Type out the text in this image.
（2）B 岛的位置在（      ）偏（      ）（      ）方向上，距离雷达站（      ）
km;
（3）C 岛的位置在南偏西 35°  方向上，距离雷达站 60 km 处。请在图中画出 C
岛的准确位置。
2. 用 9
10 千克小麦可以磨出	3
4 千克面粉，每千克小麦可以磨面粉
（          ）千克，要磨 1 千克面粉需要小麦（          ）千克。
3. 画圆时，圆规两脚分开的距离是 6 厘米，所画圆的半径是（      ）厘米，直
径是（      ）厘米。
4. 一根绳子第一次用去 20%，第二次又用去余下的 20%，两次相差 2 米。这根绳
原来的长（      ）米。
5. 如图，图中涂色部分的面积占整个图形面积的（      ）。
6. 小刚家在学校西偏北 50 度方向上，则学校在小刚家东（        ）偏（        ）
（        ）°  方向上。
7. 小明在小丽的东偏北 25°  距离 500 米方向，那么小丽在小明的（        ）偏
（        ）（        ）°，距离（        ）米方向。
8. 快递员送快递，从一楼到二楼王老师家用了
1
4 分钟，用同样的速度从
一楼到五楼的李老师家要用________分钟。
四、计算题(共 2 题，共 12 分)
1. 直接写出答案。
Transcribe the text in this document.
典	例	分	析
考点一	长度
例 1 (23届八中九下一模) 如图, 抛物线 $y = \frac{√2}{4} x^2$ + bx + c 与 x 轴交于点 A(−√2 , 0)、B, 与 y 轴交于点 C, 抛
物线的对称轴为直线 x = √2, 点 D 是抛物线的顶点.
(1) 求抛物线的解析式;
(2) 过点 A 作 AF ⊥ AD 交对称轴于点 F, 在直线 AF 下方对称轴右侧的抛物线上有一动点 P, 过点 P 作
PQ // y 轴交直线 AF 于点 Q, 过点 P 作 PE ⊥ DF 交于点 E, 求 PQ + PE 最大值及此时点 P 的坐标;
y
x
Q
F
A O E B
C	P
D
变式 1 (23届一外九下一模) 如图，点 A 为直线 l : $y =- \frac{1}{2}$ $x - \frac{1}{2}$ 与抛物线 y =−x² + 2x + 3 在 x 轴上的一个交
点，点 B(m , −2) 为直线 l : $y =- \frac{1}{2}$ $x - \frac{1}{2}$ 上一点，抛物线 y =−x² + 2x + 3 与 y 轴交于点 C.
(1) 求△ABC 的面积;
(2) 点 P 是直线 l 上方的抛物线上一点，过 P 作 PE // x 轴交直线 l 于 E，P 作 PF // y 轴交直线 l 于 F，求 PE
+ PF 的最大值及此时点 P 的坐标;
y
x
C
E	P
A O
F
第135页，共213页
☆ ☆ ☆ ☆
**WRITTEN TASK**
List all lines where "距离雷达站" occurs.

**TASK OUTPUT**
（2）B 岛的位置在（      ）偏（      ）（      ）方向上，距离雷达站（      ）
（3）C 岛的位置在南偏西 35°  方向上，距离雷达站 60 km 处。请在图中画出 C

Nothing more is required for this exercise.